[Saved entries]
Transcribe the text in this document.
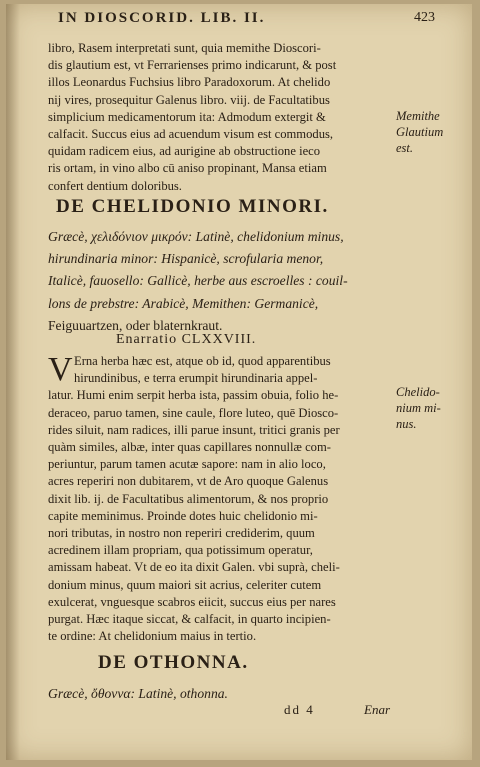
IN DIOSCORID. LIB. II.	423

libro, Rasem interpretati sunt, quia memithe Dioscori-
dis glautium est, vt Ferrarienses primo indicarunt, & post
illos Leonardus Fuchsius libro Paradoxorum. At chelido
nij vires, prosequitur Galenus libro. viij. de Facultatibus
simplicium medicamentorum ita: Admodum extergit &
calfacit. Succus eius ad acuendum visum est commodus,
quidam radicem eius, ad aurigine ab obstructione ieco
ris ortam, in vino albo cū aniso propinant, Mansa etiam
confert dentium doloribus.

Memithe
Glautium
est.

DE CHELIDONIO MINORI.

Græcè, χελιδόνιον μικρόν: Latinè, chelidonium minus,
hirundinaria minor: Hispanicè, scrofularia menor,
Italicè, fauosello: Gallicè, herbe aus escroelles : couil-
lons de prebstre: Arabicè, Memithen: Germanicè,
Feiguuartzen, oder blaternkraut.

Enarratio CLXXVIII.
V Erna herba hæc est, atque ob id, quod apparentibus
hirundinibus, e terra erumpit hirundinaria appel-
latur. Humi enim serpit herba ista, passim obuia, folio he-
deraceo, paruo tamen, sine caule, flore luteo, quē Diosco-
rides siluit, nam radices, illi parue insunt, tritici granis per
quàm similes, albæ, inter quas capillares nonnullæ com-
periuntur, parum tamen acutæ sapore: nam in alio loco,
acres reperiri non dubitarem, vt de Aro quoque Galenus
dixit lib. ij. de Facultatibus alimentorum, & nos proprio
capite meminimus. Proinde dotes huic chelidonio mi-
nori tributas, in nostro non reperiri crediderim, quum
acredinem illam propriam, qua potissimum operatur,
amissam habeat. Vt de eo ita dixit Galen. vbi suprà, cheli-
donium minus, quum maiori sit acrius, celeriter cutem
exulcerat, vnguesque scabros eiicit, succus eius per nares
purgat. Hæc itaque siccat, & calfacit, in quarto incipien-
te ordine: At chelidonium maius in tertio.

Chelido-
nium mi-
nus.

DE OTHONNA.

Græcè, ὄθοννα: Latinè, othonna.

dd 4	Enar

> **Do this**
All entries must be written out again exactly as given, with no pictures in the copy.

> **Finished exercise**
Transcribe the text in this document.
IN DIOSCORID. LIB. II.	423

libro, Rasem interpretati sunt, quia memithe Dioscori-
dis glautium est, vt Ferrarienses primo indicarunt, & post
illos Leonardus Fuchsius libro Paradoxorum. At chelido
nij vires, prosequitur Galenus libro. viij. de Facultatibus
simplicium medicamentorum ita: Admodum extergit &
calfacit. Succus eius ad acuendum visum est commodus,
quidam radicem eius, ad aurigine ab obstructione ieco
ris ortam, in vino albo cū aniso propinant, Mansa etiam
confert dentium doloribus.

Memithe
Glautium
est.

DE CHELIDONIO MINORI.

Græcè, χελιδόνιον μικρόν: Latinè, chelidonium minus,
hirundinaria minor: Hispanicè, scrofularia menor,
Italicè, fauosello: Gallicè, herbe aus escroelles : couil-
lons de prebstre: Arabicè, Memithen: Germanicè,
Feiguuartzen, oder blaternkraut.

Enarratio CLXXVIII.
V Erna herba hæc est, atque ob id, quod apparentibus
hirundinibus, e terra erumpit hirundinaria appel-
latur. Humi enim serpit herba ista, passim obuia, folio he-
deraceo, paruo tamen, sine caule, flore luteo, quē Diosco-
rides siluit, nam radices, illi parue insunt, tritici granis per
quàm similes, albæ, inter quas capillares nonnullæ com-
periuntur, parum tamen acutæ sapore: nam in alio loco,
acres reperiri non dubitarem, vt de Aro quoque Galenus
dixit lib. ij. de Facultatibus alimentorum, & nos proprio
capite meminimus. Proinde dotes huic chelidonio mi-
nori tributas, in nostro non reperiri crediderim, quum
acredinem illam propriam, qua potissimum operatur,
amissam habeat. Vt de eo ita dixit Galen. vbi suprà, cheli-
donium minus, quum maiori sit acrius, celeriter cutem
exulcerat, vnguesque scabros eiicit, succus eius per nares
purgat. Hæc itaque siccat, & calfacit, in quarto incipien-
te ordine: At chelidonium maius in tertio.

Chelido-
nium mi-
nus.

DE OTHONNA.

Græcè, ὄθοννα: Latinè, othonna.

dd 4	Enar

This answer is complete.